**** Input data

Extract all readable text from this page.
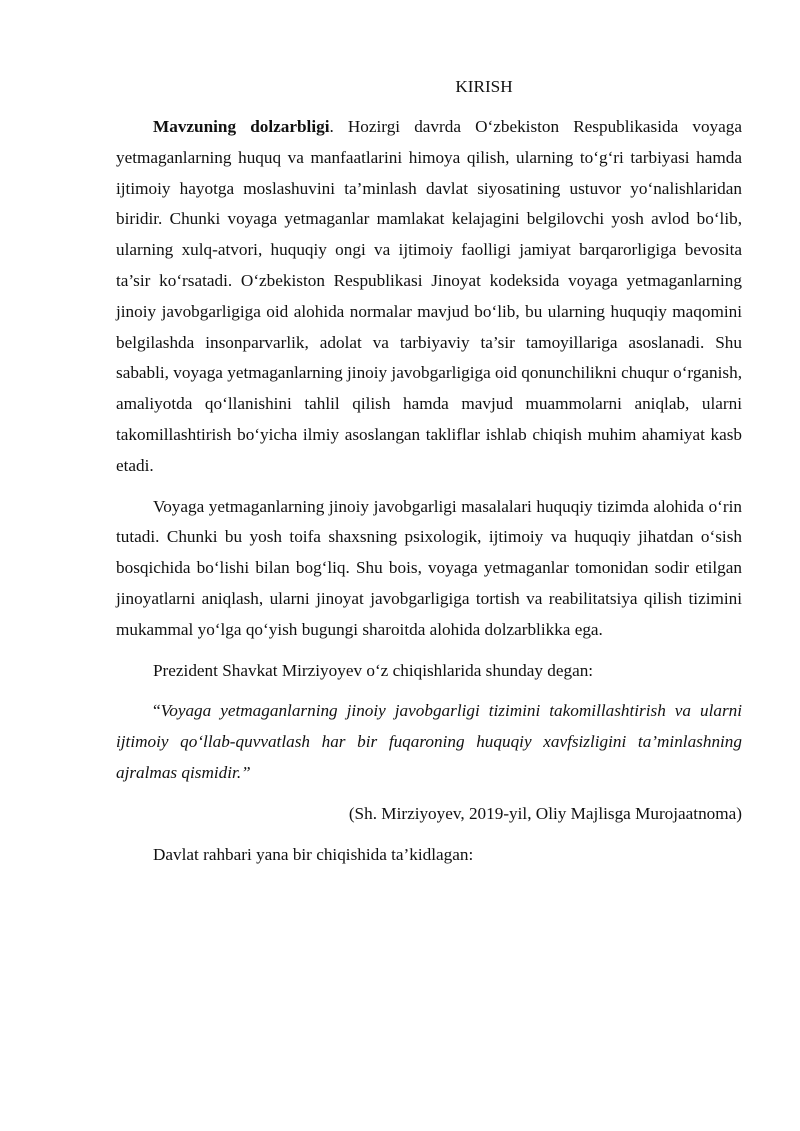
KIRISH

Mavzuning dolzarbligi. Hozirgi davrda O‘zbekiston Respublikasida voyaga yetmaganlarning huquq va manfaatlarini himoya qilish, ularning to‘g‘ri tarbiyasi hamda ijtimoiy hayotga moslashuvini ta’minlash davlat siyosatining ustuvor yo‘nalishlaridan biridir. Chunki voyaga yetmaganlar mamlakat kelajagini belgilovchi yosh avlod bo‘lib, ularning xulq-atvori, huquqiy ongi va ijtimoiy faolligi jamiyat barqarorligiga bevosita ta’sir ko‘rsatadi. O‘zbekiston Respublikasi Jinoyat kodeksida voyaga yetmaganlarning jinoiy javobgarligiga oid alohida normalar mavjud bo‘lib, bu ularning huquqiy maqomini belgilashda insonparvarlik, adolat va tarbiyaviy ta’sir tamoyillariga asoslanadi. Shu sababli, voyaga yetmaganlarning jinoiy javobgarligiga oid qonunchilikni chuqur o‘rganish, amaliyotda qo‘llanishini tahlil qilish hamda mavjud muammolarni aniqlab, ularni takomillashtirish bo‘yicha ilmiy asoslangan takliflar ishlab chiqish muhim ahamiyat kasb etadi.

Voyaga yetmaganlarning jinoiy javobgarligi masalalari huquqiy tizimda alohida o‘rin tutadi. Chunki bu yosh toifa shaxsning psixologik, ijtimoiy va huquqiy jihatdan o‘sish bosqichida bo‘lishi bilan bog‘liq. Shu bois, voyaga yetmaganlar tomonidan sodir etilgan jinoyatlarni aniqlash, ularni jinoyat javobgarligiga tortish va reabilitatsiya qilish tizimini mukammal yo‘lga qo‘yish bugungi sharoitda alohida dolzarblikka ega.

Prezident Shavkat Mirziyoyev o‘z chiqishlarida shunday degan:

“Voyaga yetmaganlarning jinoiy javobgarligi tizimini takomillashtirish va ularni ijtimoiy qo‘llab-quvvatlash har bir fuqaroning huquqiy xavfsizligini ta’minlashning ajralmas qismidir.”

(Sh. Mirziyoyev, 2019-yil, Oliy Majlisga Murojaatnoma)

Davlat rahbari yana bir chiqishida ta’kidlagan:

********

Extract lines where the string "Mirziyoyev" occurs.

▶ _Solution to the exercise_
Prezident Shavkat Mirziyoyev o‘z chiqishlarida shunday degan:
(Sh. Mirziyoyev, 2019-yil, Oliy Majlisga Murojaatnoma)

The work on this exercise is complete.